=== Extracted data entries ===
※ ※ ※

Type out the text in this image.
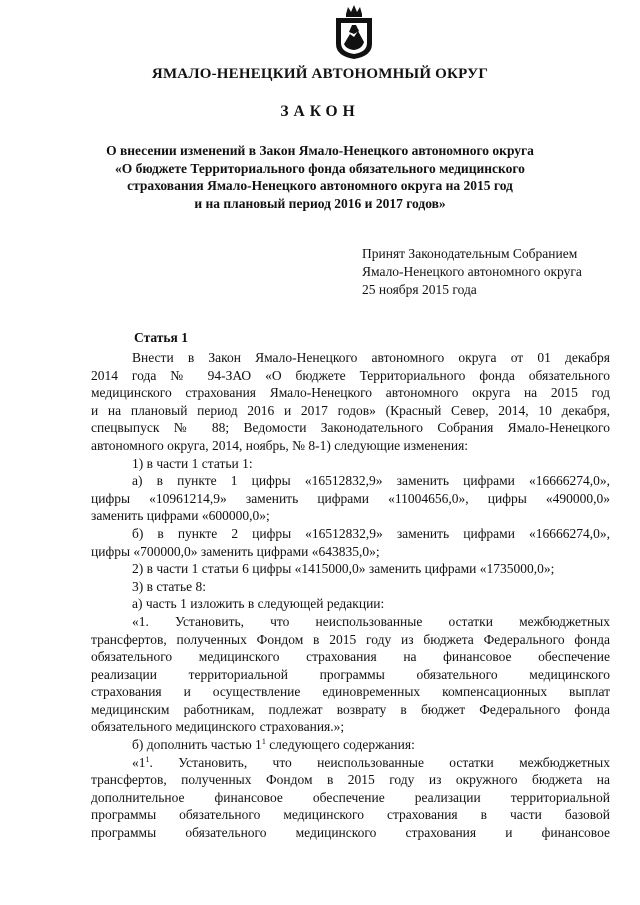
ЯМАЛО-НЕНЕЦКИЙ АВТОНОМНЫЙ ОКРУГ
ЗАКОН
О внесении изменений в Закон Ямало-Ненецкого автономного округа
«О бюджете Территориального фонда обязательного медицинского
страхования Ямало-Ненецкого автономного округа на 2015 год
и на плановый период 2016 и 2017 годов»
Принят Законодательным Собранием
Ямало-Ненецкого автономного округа
25 ноября 2015 года
Статья 1
Внести в Закон Ямало-Ненецкого автономного округа от 01 декабря
2014 года № 94-ЗАО «О бюджете Территориального фонда обязательного
медицинского страхования Ямало-Ненецкого автономного округа на 2015 год
и на плановый период 2016 и 2017 годов» (Красный Север, 2014, 10 декабря,
спецвыпуск № 88; Ведомости Законодательного Собрания Ямало-Ненецкого
автономного округа, 2014, ноябрь, № 8-1) следующие изменения:
1) в части 1 статьи 1:
а) в пункте 1 цифры «16512832,9» заменить цифрами «16666274,0»,
цифры «10961214,9» заменить цифрами «11004656,0», цифры «490000,0»
заменить цифрами «600000,0»;
б) в пункте 2 цифры «16512832,9» заменить цифрами «16666274,0»,
цифры «700000,0» заменить цифрами «643835,0»;
2) в части 1 статьи 6 цифры «1415000,0» заменить цифрами «1735000,0»;
3) в статье 8:
а) часть 1 изложить в следующей редакции:
«1. Установить, что неиспользованные остатки межбюджетных
трансфертов, полученных Фондом в 2015 году из бюджета Федерального фонда
обязательного медицинского страхования на финансовое обеспечение
реализации территориальной программы обязательного медицинского
страхования и осуществление единовременных компенсационных выплат
медицинским работникам, подлежат возврату в бюджет Федерального фонда
обязательного медицинского страхования.»;
б) дополнить частью $1^1$ следующего содержания:
«$1^1$. Установить, что неиспользованные остатки межбюджетных
трансфертов, полученных Фондом в 2015 году из окружного бюджета на
дополнительное финансовое обеспечение реализации территориальной
программы обязательного медицинского страхования в части базовой
программы обязательного медицинского страхования и финансовое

※ ※ ※

=== CHALLENGE ===
Gather each line from the entries above that includes the word "страхования".

=== FINAL ANSWER ===
страхования Ямало-Ненецкого автономного округа на 2015 год
медицинского страхования Ямало-Ненецкого автономного округа на 2015 год
обязательного медицинского страхования на финансовое обеспечение
страхования и осуществление единовременных компенсационных выплат
обязательного медицинского страхования.»;
программы обязательного медицинского страхования в части базовой
программы обязательного медицинского страхования и финансовое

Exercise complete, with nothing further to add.